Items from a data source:
[Start of Attachment]
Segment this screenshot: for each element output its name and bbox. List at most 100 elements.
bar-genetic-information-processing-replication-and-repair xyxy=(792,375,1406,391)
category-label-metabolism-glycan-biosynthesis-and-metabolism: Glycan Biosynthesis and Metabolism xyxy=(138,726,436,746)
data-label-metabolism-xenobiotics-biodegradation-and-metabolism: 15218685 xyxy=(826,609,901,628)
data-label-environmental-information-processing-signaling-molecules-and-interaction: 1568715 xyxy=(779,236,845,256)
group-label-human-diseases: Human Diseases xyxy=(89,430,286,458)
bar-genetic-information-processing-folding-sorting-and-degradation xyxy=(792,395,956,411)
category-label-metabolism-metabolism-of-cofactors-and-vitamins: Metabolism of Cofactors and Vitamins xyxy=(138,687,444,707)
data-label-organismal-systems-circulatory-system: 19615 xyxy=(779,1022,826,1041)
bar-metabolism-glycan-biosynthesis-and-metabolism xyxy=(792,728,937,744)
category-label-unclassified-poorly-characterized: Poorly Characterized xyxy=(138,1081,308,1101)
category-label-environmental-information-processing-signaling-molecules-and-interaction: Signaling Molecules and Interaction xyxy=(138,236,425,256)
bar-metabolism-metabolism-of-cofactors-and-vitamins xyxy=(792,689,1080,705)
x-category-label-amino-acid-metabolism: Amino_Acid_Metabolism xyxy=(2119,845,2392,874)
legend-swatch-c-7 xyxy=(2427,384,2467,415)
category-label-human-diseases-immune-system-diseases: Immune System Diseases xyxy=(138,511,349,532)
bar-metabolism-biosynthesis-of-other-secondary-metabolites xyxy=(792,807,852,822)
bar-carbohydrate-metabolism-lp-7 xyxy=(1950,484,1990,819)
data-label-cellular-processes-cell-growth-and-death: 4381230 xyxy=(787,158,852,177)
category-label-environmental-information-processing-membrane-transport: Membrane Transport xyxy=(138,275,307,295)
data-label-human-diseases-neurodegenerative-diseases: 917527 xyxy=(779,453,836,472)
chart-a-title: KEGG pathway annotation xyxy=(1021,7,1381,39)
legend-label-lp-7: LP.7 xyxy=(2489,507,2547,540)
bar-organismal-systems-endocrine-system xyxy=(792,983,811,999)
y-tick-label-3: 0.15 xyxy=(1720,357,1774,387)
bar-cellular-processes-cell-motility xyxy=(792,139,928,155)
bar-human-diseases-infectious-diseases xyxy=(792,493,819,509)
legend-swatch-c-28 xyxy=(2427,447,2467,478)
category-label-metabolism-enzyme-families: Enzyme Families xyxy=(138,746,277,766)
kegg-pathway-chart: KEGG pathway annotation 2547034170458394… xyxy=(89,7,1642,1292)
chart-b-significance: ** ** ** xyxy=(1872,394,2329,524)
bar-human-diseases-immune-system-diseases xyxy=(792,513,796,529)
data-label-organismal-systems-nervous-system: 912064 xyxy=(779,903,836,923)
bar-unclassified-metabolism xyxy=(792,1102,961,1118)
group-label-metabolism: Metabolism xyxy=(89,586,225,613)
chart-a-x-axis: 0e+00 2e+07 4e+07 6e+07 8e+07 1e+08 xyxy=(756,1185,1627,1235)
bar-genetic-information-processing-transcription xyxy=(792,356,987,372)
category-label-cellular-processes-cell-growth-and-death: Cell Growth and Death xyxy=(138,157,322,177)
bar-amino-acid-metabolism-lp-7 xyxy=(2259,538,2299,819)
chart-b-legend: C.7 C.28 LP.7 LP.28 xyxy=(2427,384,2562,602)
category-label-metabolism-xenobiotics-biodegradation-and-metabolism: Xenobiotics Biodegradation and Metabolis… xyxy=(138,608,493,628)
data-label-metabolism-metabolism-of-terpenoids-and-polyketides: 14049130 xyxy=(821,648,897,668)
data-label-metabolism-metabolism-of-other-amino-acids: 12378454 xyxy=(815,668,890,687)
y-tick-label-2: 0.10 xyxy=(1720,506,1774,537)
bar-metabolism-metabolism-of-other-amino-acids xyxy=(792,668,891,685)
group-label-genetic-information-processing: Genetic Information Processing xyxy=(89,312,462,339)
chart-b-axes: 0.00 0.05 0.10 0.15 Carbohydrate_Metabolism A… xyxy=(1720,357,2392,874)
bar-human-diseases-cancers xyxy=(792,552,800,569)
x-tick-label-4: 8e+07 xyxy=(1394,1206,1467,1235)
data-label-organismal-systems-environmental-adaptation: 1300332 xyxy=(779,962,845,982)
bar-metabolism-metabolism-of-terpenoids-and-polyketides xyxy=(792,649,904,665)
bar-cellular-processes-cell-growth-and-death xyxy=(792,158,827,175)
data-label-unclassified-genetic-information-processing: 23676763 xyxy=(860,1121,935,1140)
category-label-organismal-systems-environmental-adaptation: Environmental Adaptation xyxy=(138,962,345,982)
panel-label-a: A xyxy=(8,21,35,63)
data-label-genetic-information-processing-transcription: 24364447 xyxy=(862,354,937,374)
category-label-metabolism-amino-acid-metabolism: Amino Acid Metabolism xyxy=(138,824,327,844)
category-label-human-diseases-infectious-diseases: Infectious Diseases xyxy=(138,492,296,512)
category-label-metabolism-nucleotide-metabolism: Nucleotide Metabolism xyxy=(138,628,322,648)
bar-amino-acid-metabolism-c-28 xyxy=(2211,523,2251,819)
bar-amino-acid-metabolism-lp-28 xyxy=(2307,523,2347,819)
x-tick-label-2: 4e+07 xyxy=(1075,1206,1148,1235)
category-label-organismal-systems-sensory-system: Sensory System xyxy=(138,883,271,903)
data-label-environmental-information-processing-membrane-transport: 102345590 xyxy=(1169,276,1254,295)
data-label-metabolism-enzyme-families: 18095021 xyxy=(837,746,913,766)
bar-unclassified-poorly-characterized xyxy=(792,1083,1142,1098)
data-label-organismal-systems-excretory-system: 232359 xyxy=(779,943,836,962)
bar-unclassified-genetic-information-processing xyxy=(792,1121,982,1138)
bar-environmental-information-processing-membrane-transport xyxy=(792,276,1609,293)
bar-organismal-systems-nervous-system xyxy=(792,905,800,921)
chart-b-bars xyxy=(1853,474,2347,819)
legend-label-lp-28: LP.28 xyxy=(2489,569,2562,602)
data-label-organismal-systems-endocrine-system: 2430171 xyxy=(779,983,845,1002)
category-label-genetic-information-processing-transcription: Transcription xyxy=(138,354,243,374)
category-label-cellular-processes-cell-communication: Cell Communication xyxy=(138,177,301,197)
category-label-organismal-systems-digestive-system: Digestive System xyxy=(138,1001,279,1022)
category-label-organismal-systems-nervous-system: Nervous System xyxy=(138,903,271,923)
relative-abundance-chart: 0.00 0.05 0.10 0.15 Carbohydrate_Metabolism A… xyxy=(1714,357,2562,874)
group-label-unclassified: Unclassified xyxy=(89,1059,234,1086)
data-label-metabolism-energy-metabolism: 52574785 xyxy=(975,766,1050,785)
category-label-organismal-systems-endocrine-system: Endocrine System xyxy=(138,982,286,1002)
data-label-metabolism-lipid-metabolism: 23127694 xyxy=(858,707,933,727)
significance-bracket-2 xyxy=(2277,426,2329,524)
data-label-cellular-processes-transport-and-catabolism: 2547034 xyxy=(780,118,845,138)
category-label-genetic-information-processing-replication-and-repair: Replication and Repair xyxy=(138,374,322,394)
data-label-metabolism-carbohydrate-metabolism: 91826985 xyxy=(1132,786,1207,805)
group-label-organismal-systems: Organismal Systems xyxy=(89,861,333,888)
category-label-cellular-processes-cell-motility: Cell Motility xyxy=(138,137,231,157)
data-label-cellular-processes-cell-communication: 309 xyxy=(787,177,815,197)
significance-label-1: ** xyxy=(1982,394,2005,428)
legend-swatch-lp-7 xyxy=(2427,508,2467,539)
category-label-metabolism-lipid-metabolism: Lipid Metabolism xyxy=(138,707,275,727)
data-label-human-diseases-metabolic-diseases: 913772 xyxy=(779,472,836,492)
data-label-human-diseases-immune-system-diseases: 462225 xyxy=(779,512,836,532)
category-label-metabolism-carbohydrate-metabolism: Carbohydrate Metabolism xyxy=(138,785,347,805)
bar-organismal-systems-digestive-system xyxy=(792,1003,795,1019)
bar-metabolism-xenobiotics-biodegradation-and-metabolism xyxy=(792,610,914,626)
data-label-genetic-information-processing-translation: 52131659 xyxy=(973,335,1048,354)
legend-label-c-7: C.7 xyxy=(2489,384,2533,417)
[End of Attachment]
The task calls for all lines in the entries that hold "enzyme".

category-label-metabolism-enzyme-families: Enzyme Families xyxy=(138,746,277,766)
data-label-metabolism-enzyme-families: 18095021 xyxy=(837,746,913,766)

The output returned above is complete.